● **Brief**
Below are some records. Say how many of their lines contain the string "text", and give nothing but the number.

● **Input**
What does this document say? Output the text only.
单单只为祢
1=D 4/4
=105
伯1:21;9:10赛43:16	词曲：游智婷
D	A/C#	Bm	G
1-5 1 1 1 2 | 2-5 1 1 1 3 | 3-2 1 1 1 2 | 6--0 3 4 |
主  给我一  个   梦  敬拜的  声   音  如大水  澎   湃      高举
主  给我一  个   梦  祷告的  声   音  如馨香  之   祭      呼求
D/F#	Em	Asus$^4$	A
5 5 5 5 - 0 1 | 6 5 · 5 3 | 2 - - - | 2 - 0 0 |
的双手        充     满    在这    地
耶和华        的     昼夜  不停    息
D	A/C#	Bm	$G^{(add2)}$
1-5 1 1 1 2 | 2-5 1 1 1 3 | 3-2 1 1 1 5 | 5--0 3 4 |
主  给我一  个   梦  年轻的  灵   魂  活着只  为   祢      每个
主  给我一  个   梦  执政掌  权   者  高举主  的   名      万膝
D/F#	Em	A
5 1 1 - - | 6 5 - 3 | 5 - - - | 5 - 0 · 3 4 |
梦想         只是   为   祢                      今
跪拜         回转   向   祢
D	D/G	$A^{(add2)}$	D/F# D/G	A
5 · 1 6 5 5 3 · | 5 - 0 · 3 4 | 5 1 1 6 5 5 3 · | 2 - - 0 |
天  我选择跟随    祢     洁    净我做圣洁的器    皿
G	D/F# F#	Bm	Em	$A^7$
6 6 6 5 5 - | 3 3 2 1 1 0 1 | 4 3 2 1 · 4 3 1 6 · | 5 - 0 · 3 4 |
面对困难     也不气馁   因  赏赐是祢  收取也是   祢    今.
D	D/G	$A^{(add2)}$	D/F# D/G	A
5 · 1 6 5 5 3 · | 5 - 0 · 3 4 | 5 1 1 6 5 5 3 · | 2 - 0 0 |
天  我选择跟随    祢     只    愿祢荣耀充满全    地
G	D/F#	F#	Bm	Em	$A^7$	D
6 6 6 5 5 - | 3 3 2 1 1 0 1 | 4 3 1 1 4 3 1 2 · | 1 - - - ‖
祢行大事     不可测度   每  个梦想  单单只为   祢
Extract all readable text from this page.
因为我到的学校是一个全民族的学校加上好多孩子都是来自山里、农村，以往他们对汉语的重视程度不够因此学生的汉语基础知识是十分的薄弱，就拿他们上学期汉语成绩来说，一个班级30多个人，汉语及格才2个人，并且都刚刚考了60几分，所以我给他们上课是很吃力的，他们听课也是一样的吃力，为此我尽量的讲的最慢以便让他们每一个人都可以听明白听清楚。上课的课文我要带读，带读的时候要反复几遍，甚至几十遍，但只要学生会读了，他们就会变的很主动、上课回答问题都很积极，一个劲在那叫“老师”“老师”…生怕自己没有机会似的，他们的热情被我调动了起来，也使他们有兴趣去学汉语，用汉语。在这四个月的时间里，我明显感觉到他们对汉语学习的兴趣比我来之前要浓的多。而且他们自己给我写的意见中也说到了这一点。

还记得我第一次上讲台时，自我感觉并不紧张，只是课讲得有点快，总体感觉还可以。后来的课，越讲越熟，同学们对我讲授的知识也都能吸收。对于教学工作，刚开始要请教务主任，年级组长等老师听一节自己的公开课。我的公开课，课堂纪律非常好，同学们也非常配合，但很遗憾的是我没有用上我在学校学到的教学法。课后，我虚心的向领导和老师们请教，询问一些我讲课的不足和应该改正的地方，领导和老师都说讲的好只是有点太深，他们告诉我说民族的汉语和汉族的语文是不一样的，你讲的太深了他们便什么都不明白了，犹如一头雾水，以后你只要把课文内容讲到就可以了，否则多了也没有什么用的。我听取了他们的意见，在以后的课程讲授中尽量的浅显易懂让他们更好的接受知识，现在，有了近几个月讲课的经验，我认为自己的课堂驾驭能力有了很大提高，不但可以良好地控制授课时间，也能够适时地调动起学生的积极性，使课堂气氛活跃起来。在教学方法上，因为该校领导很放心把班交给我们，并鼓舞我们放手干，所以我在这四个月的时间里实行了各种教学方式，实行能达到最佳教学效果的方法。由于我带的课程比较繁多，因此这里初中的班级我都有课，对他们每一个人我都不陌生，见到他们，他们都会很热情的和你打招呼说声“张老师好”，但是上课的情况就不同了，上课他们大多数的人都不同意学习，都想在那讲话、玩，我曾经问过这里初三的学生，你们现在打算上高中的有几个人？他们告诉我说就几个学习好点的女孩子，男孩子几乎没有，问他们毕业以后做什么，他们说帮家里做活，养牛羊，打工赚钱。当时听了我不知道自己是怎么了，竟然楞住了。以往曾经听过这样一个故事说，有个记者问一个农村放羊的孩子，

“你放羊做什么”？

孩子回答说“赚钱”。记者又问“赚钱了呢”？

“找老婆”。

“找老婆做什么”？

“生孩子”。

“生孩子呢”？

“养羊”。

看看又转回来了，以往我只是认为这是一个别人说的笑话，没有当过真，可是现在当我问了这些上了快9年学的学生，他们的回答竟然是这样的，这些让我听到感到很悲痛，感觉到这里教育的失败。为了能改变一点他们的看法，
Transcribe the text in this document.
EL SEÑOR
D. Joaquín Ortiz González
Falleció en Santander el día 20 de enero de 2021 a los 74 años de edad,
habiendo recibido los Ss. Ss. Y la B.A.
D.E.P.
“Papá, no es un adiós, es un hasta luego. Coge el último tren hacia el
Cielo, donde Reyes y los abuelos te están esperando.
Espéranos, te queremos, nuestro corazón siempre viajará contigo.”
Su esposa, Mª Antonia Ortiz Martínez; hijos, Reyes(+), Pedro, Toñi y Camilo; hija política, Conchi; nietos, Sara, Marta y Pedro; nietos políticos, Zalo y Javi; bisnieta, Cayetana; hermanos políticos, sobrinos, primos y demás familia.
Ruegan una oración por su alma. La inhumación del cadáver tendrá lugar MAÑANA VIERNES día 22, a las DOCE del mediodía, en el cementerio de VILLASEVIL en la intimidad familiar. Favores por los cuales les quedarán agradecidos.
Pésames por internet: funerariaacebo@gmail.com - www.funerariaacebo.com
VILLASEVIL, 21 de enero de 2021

● **Exercise output**
3